◆ Short exercise
Reproduce the listing below verbatim.

◆ Given information
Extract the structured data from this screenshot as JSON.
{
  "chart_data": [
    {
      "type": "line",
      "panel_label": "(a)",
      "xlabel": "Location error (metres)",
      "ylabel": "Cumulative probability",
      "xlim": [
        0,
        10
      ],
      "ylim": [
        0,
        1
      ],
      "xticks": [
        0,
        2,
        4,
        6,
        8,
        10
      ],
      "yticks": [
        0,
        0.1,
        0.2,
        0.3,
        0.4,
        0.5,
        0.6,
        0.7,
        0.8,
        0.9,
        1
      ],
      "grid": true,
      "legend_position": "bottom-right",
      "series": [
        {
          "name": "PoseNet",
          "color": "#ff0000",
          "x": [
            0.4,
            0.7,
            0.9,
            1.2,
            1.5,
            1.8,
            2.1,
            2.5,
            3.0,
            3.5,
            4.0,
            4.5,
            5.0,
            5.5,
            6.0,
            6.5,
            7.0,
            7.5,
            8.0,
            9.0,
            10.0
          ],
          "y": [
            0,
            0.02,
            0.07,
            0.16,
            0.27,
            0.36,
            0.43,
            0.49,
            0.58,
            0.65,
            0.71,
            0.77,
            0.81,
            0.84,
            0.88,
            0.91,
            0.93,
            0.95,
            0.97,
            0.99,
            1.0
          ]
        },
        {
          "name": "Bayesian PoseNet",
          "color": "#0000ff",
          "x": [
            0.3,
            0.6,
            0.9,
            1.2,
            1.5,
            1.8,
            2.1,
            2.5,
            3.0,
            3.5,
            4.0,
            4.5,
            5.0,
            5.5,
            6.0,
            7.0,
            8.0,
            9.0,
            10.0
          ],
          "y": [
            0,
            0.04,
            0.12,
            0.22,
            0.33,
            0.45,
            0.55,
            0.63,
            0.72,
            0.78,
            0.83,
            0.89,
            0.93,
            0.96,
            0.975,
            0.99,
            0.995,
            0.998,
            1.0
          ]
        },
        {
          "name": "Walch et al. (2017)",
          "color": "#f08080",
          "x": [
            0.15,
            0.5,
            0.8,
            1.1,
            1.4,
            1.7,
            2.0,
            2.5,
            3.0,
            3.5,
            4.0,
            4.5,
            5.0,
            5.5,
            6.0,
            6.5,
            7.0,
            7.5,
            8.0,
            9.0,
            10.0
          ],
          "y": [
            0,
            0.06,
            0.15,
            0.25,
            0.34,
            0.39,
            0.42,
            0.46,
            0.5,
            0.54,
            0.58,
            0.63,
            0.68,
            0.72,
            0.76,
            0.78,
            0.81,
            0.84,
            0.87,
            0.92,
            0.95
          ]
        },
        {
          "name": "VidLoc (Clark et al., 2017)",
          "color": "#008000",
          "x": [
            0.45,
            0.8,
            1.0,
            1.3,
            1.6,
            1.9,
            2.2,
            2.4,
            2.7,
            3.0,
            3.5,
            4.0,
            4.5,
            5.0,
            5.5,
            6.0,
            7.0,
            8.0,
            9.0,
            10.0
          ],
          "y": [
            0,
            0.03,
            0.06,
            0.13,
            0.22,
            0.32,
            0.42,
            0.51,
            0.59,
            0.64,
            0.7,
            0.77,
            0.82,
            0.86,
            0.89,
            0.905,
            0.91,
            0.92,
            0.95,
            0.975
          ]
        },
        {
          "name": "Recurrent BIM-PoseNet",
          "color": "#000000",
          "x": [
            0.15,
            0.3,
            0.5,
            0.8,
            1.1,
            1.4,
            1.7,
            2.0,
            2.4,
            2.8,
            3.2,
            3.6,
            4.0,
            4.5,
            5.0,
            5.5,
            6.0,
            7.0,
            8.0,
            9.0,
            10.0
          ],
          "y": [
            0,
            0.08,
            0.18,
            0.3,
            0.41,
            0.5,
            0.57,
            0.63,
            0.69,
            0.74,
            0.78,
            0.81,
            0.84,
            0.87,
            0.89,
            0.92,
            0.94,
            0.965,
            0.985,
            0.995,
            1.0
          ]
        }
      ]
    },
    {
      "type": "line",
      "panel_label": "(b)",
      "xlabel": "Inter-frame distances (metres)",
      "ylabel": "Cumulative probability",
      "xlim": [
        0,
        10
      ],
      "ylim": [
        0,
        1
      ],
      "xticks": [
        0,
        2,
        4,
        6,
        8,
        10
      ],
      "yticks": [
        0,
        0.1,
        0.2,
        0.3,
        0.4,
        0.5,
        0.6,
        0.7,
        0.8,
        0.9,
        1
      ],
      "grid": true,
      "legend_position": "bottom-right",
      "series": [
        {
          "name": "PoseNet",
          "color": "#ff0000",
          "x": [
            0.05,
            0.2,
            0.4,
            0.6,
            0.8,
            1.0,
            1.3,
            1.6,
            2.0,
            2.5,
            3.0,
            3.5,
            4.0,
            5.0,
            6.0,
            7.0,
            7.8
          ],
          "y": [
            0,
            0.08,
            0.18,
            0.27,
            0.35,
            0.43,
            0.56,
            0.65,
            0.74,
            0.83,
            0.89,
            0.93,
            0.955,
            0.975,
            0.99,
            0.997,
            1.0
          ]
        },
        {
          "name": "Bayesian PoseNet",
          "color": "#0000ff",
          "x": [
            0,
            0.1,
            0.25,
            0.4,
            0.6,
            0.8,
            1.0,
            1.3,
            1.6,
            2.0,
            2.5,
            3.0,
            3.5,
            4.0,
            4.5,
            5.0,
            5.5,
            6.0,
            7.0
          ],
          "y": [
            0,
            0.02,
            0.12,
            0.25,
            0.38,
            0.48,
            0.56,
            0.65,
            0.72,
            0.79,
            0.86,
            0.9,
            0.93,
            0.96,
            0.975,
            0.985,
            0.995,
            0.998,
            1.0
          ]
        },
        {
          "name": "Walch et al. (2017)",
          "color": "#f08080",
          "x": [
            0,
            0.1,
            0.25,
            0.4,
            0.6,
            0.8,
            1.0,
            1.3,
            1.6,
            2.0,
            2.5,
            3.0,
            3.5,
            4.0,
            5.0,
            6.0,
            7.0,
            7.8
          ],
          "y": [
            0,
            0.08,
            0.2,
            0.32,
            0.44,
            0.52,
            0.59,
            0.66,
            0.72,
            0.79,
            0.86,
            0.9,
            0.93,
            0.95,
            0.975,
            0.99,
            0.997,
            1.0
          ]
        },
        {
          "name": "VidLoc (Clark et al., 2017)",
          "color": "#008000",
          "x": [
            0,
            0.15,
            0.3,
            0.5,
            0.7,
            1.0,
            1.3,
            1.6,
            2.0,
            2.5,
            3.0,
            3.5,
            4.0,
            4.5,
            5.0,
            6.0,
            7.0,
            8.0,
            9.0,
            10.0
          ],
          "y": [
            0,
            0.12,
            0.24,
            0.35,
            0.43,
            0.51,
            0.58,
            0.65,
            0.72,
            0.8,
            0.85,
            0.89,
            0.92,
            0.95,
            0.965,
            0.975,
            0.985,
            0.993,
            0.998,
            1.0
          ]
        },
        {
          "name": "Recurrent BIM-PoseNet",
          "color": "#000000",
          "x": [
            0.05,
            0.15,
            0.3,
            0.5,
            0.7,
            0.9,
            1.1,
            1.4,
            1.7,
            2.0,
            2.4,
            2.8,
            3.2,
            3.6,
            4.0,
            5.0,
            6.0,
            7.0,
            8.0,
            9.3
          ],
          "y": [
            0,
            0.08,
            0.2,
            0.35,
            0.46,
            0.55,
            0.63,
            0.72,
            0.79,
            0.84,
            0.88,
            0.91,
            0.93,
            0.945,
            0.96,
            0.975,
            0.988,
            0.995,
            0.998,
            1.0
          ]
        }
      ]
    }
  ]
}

◆ Written solution
Extract the structured data from this screenshot as JSON.
{
  "chart_data": [
    {
      "type": "line",
      "panel_label": "(a)",
      "xlabel": "Location error (metres)",
      "ylabel": "Cumulative probability",
      "xlim": [
        0,
        10
      ],
      "ylim": [
        0,
        1
      ],
      "xticks": [
        0,
        2,
        4,
        6,
        8,
        10
      ],
      "yticks": [
        0,
        0.1,
        0.2,
        0.3,
        0.4,
        0.5,
        0.6,
        0.7,
        0.8,
        0.9,
        1
      ],
      "grid": true,
      "legend_position": "bottom-right",
      "series": [
        {
          "name": "PoseNet",
          "color": "#ff0000",
          "x": [
            0.4,
            0.7,
            0.9,
            1.2,
            1.5,
            1.8,
            2.1,
            2.5,
            3.0,
            3.5,
            4.0,
            4.5,
            5.0,
            5.5,
            6.0,
            6.5,
            7.0,
            7.5,
            8.0,
            9.0,
            10.0
          ],
          "y": [
            0,
            0.02,
            0.07,
            0.16,
            0.27,
            0.36,
            0.43,
            0.49,
            0.58,
            0.65,
            0.71,
            0.77,
            0.81,
            0.84,
            0.88,
            0.91,
            0.93,
            0.95,
            0.97,
            0.99,
            1.0
          ]
        },
        {
          "name": "Bayesian PoseNet",
          "color": "#0000ff",
          "x": [
            0.3,
            0.6,
            0.9,
            1.2,
            1.5,
            1.8,
            2.1,
            2.5,
            3.0,
            3.5,
            4.0,
            4.5,
            5.0,
            5.5,
            6.0,
            7.0,
            8.0,
            9.0,
            10.0
          ],
          "y": [
            0,
            0.04,
            0.12,
            0.22,
            0.33,
            0.45,
            0.55,
            0.63,
            0.72,
            0.78,
            0.83,
            0.89,
            0.93,
            0.96,
            0.975,
            0.99,
            0.995,
            0.998,
            1.0
          ]
        },
        {
          "name": "Walch et al. (2017)",
          "color": "#f08080",
          "x": [
            0.15,
            0.5,
            0.8,
            1.1,
            1.4,
            1.7,
            2.0,
            2.5,
            3.0,
            3.5,
            4.0,
            4.5,
            5.0,
            5.5,
            6.0,
            6.5,
            7.0,
            7.5,
            8.0,
            9.0,
            10.0
          ],
          "y": [
            0,
            0.06,
            0.15,
            0.25,
            0.34,
            0.39,
            0.42,
            0.46,
            0.5,
            0.54,
            0.58,
            0.63,
            0.68,
            0.72,
            0.76,
            0.78,
            0.81,
            0.84,
            0.87,
            0.92,
            0.95
          ]
        },
        {
          "name": "VidLoc (Clark et al., 2017)",
          "color": "#008000",
          "x": [
            0.45,
            0.8,
            1.0,
            1.3,
            1.6,
            1.9,
            2.2,
            2.4,
            2.7,
            3.0,
            3.5,
            4.0,
            4.5,
            5.0,
            5.5,
            6.0,
            7.0,
            8.0,
            9.0,
            10.0
          ],
          "y": [
            0,
            0.03,
            0.06,
            0.13,
            0.22,
            0.32,
            0.42,
            0.51,
            0.59,
            0.64,
            0.7,
            0.77,
            0.82,
            0.86,
            0.89,
            0.905,
            0.91,
            0.92,
            0.95,
            0.975
          ]
        },
        {
          "name": "Recurrent BIM-PoseNet",
          "color": "#000000",
          "x": [
            0.15,
            0.3,
            0.5,
            0.8,
            1.1,
            1.4,
            1.7,
            2.0,
            2.4,
            2.8,
            3.2,
            3.6,
            4.0,
            4.5,
            5.0,
            5.5,
            6.0,
            7.0,
            8.0,
            9.0,
            10.0
          ],
          "y": [
            0,
            0.08,
            0.18,
            0.3,
            0.41,
            0.5,
            0.57,
            0.63,
            0.69,
            0.74,
            0.78,
            0.81,
            0.84,
            0.87,
            0.89,
            0.92,
            0.94,
            0.965,
            0.985,
            0.995,
            1.0
          ]
        }
      ]
    },
    {
      "type": "line",
      "panel_label": "(b)",
      "xlabel": "Inter-frame distances (metres)",
      "ylabel": "Cumulative probability",
      "xlim": [
        0,
        10
      ],
      "ylim": [
        0,
        1
      ],
      "xticks": [
        0,
        2,
        4,
        6,
        8,
        10
      ],
      "yticks": [
        0,
        0.1,
        0.2,
        0.3,
        0.4,
        0.5,
        0.6,
        0.7,
        0.8,
        0.9,
        1
      ],
      "grid": true,
      "legend_position": "bottom-right",
      "series": [
        {
          "name": "PoseNet",
          "color": "#ff0000",
          "x": [
            0.05,
            0.2,
            0.4,
            0.6,
            0.8,
            1.0,
            1.3,
            1.6,
            2.0,
            2.5,
            3.0,
            3.5,
            4.0,
            5.0,
            6.0,
            7.0,
            7.8
          ],
          "y": [
            0,
            0.08,
            0.18,
            0.27,
            0.35,
            0.43,
            0.56,
            0.65,
            0.74,
            0.83,
            0.89,
            0.93,
            0.955,
            0.975,
            0.99,
            0.997,
            1.0
          ]
        },
        {
          "name": "Bayesian PoseNet",
          "color": "#0000ff",
          "x": [
            0,
            0.1,
            0.25,
            0.4,
            0.6,
            0.8,
            1.0,
            1.3,
            1.6,
            2.0,
            2.5,
            3.0,
            3.5,
            4.0,
            4.5,
            5.0,
            5.5,
            6.0,
            7.0
          ],
          "y": [
            0,
            0.02,
            0.12,
            0.25,
            0.38,
            0.48,
            0.56,
            0.65,
            0.72,
            0.79,
            0.86,
            0.9,
            0.93,
            0.96,
            0.975,
            0.985,
            0.995,
            0.998,
            1.0
          ]
        },
        {
          "name": "Walch et al. (2017)",
          "color": "#f08080",
          "x": [
            0,
            0.1,
            0.25,
            0.4,
            0.6,
            0.8,
            1.0,
            1.3,
            1.6,
            2.0,
            2.5,
            3.0,
            3.5,
            4.0,
            5.0,
            6.0,
            7.0,
            7.8
          ],
          "y": [
            0,
            0.08,
            0.2,
            0.32,
            0.44,
            0.52,
            0.59,
            0.66,
            0.72,
            0.79,
            0.86,
            0.9,
            0.93,
            0.95,
            0.975,
            0.99,
            0.997,
            1.0
          ]
        },
        {
          "name": "VidLoc (Clark et al., 2017)",
          "color": "#008000",
          "x": [
            0,
            0.15,
            0.3,
            0.5,
            0.7,
            1.0,
            1.3,
            1.6,
            2.0,
            2.5,
            3.0,
            3.5,
            4.0,
            4.5,
            5.0,
            6.0,
            7.0,
            8.0,
            9.0,
            10.0
          ],
          "y": [
            0,
            0.12,
            0.24,
            0.35,
            0.43,
            0.51,
            0.58,
            0.65,
            0.72,
            0.8,
            0.85,
            0.89,
            0.92,
            0.95,
            0.965,
            0.975,
            0.985,
            0.993,
            0.998,
            1.0
          ]
        },
        {
          "name": "Recurrent BIM-PoseNet",
          "color": "#000000",
          "x": [
            0.05,
            0.15,
            0.3,
            0.5,
            0.7,
            0.9,
            1.1,
            1.4,
            1.7,
            2.0,
            2.4,
            2.8,
            3.2,
            3.6,
            4.0,
            5.0,
            6.0,
            7.0,
            8.0,
            9.3
          ],
          "y": [
            0,
            0.08,
            0.2,
            0.35,
            0.46,
            0.55,
            0.63,
            0.72,
            0.79,
            0.84,
            0.88,
            0.91,
            0.93,
            0.945,
            0.96,
            0.975,
            0.988,
            0.995,
            0.998,
            1.0
          ]
        }
      ]
    }
  ]
}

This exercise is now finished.